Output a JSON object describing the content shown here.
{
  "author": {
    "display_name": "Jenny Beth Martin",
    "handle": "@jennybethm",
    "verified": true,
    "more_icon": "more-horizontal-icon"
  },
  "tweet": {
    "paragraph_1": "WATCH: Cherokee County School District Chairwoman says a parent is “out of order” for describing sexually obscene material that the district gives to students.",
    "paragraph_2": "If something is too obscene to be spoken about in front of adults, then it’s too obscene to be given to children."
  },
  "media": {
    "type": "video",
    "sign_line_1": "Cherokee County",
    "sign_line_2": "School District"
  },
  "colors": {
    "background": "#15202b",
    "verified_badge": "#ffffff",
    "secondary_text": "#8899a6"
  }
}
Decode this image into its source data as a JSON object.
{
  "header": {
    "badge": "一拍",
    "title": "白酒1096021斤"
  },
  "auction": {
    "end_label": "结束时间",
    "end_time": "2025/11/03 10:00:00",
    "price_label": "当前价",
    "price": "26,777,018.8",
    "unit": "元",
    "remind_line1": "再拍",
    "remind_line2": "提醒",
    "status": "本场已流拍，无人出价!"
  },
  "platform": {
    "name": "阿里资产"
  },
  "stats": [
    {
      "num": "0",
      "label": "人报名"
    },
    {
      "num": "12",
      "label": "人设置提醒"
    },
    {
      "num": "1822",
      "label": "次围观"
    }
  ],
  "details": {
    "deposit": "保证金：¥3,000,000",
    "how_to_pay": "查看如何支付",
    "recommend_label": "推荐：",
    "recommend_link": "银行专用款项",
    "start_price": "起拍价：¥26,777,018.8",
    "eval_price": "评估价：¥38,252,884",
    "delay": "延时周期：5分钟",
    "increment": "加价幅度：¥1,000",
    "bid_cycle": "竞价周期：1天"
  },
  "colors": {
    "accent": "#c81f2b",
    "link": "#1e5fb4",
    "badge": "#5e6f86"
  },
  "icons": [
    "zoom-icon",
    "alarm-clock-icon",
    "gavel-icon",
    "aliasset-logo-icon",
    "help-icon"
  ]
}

____

DESCRIPTION OF THE TASK
Extract every line that has the string "JSON" in it.

FINAL RESULT
Output a JSON object describing the content shown here.
Decode this image into its source data as a JSON object.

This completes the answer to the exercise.